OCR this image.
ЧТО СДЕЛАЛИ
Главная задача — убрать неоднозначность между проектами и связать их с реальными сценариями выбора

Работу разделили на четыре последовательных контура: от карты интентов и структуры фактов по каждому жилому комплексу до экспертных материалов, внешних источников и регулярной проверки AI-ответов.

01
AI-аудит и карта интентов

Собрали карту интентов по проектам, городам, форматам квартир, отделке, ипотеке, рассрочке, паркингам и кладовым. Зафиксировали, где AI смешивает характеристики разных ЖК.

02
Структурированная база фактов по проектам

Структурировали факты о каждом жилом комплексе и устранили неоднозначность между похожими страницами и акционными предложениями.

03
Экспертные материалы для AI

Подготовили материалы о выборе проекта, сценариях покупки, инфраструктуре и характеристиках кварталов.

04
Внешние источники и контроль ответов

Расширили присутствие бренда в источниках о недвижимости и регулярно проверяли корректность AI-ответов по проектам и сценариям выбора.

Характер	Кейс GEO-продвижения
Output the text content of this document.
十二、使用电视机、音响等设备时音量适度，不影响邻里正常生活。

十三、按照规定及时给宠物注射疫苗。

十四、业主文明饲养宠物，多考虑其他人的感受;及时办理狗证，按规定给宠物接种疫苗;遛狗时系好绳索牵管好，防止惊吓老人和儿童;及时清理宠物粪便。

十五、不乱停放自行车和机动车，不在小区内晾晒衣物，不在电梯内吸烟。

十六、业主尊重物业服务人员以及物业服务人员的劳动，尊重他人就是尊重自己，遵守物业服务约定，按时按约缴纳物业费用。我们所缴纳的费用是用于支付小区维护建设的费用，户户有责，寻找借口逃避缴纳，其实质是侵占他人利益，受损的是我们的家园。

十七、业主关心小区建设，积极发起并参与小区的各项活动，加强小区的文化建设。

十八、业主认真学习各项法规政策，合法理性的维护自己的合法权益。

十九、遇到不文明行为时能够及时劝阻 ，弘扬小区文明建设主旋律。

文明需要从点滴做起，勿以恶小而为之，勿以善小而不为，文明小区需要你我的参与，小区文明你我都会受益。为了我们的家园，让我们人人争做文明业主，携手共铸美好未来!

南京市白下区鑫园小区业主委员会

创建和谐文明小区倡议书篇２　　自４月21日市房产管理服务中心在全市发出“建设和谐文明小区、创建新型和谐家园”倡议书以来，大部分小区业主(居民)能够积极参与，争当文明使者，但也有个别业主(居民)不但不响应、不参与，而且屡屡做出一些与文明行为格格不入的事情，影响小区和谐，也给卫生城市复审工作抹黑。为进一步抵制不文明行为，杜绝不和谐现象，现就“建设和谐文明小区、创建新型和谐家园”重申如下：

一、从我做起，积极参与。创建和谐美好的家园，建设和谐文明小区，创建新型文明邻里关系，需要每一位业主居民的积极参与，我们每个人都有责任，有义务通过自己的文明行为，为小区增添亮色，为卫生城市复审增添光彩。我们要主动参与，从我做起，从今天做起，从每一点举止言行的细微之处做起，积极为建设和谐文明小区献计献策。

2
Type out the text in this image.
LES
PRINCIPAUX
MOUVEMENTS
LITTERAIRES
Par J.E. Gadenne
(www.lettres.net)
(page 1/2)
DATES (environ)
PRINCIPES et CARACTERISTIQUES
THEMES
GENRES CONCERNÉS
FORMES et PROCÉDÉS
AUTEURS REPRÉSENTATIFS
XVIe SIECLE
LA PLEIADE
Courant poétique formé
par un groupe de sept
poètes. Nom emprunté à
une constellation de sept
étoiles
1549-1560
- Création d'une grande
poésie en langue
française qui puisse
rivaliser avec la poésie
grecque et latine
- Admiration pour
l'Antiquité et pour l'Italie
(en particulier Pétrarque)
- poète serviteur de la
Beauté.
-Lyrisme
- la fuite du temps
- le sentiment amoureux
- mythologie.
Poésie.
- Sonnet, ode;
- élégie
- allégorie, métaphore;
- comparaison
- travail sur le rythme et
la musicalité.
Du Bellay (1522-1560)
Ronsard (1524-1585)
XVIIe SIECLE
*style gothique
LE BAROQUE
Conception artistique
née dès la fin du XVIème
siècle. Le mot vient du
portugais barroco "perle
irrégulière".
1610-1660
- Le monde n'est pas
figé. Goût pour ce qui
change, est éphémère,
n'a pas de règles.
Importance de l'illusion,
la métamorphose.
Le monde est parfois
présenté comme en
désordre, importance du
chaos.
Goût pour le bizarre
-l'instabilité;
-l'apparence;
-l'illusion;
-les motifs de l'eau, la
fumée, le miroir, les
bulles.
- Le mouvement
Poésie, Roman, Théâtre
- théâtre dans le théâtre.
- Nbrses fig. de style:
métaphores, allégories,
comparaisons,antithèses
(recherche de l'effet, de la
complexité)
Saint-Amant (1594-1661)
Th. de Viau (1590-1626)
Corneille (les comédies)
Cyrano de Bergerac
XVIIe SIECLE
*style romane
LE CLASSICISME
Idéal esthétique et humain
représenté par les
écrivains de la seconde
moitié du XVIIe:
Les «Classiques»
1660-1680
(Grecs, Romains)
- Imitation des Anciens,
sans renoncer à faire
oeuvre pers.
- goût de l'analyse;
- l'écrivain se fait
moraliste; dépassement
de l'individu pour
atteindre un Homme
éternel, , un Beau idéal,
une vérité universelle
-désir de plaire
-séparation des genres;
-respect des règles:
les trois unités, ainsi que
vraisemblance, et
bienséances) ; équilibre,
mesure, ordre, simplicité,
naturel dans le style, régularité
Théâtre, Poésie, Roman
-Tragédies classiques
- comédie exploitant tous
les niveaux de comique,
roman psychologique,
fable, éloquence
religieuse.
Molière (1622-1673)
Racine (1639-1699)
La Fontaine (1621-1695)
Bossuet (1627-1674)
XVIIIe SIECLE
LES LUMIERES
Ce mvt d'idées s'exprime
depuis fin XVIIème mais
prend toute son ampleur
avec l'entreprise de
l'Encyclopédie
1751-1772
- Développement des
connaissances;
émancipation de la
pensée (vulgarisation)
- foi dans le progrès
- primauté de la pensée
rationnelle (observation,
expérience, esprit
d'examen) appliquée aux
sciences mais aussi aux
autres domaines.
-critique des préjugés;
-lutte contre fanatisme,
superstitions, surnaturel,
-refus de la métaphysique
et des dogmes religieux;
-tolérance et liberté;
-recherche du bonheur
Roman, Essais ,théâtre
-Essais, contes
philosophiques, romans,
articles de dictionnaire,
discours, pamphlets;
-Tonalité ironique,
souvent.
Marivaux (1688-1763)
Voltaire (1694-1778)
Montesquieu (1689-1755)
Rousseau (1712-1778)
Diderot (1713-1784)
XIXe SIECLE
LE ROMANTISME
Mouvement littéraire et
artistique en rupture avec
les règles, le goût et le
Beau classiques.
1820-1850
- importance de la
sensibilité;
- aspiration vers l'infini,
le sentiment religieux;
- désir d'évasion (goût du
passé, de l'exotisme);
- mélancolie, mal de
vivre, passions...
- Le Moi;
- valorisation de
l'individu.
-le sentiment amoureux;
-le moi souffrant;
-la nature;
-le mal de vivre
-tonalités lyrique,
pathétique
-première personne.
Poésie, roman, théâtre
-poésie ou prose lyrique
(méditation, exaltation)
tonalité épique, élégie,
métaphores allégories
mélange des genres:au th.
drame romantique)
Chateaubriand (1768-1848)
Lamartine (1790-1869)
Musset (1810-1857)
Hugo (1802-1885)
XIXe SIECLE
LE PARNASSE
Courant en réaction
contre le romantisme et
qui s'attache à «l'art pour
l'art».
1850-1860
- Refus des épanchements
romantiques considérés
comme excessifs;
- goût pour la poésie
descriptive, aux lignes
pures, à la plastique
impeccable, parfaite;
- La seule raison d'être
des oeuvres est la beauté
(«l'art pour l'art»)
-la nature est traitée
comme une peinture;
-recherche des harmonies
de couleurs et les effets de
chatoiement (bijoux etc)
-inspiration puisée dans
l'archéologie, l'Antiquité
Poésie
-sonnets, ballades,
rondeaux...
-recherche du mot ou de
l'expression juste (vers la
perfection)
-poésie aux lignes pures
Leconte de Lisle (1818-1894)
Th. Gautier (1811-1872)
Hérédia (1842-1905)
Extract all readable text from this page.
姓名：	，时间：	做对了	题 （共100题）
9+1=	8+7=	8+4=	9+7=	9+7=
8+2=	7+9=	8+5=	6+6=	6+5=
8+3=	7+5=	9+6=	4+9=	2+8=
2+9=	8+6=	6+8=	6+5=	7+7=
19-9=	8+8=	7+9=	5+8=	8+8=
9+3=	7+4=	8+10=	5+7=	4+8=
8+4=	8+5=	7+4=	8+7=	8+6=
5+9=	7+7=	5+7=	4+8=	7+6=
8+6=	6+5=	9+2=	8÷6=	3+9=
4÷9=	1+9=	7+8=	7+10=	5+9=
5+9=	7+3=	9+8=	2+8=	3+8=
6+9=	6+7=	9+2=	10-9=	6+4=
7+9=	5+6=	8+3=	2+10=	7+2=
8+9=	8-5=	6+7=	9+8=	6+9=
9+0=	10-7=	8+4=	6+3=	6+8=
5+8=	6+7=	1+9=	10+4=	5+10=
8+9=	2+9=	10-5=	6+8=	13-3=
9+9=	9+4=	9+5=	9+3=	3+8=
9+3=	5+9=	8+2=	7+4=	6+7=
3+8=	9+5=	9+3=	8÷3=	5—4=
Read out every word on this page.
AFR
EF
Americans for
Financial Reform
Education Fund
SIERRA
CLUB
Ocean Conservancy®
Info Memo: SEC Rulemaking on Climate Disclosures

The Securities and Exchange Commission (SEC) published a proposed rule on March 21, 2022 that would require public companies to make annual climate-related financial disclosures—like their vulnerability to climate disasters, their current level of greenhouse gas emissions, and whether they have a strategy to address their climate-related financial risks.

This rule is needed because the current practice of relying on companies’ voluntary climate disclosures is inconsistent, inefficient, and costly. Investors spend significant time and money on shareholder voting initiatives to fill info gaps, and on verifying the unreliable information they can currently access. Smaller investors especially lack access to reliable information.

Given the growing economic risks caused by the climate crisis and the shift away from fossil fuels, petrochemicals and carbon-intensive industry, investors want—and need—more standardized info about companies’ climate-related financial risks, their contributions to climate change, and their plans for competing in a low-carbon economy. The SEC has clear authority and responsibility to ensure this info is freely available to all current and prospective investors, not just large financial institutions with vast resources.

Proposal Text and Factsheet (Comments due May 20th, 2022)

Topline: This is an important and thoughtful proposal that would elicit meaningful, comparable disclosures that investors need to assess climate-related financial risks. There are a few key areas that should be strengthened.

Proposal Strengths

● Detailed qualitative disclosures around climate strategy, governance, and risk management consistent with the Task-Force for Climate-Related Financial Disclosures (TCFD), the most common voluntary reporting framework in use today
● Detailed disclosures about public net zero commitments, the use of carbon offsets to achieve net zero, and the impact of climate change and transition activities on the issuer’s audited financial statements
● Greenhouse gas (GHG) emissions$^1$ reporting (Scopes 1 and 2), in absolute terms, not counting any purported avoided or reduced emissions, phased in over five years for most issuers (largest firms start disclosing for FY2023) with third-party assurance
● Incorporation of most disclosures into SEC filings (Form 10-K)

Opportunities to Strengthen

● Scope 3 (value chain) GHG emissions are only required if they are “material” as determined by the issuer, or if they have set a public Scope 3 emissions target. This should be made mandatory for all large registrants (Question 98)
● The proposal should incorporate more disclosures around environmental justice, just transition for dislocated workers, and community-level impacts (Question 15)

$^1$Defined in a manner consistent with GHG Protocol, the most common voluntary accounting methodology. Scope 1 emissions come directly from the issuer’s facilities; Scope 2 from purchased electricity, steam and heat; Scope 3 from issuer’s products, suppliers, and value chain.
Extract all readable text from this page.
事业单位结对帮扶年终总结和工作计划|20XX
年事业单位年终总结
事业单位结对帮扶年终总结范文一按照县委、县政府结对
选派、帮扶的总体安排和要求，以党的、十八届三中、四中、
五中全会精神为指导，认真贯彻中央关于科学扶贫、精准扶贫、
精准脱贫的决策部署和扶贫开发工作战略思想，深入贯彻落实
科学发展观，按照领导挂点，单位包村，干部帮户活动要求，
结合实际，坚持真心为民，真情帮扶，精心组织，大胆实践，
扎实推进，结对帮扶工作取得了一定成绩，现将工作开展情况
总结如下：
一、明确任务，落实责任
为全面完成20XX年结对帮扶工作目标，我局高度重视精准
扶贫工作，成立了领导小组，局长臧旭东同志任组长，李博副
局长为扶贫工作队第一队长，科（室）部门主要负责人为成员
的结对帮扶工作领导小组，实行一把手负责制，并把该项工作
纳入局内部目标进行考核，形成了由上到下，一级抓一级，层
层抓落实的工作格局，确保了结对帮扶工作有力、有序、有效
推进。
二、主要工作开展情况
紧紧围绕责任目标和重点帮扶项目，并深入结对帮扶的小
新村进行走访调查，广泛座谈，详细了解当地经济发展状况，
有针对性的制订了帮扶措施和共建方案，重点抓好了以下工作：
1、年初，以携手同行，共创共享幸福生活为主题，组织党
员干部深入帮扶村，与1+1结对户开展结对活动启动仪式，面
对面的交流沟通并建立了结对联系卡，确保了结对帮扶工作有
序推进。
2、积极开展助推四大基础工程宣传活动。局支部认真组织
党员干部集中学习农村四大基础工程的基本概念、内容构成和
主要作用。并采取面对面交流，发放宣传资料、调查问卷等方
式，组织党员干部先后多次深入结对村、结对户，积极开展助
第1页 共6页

▸ Set exercise
Tally up the lines with the word "companies" in them, and answer with that number by itself.

▸ Final answer
3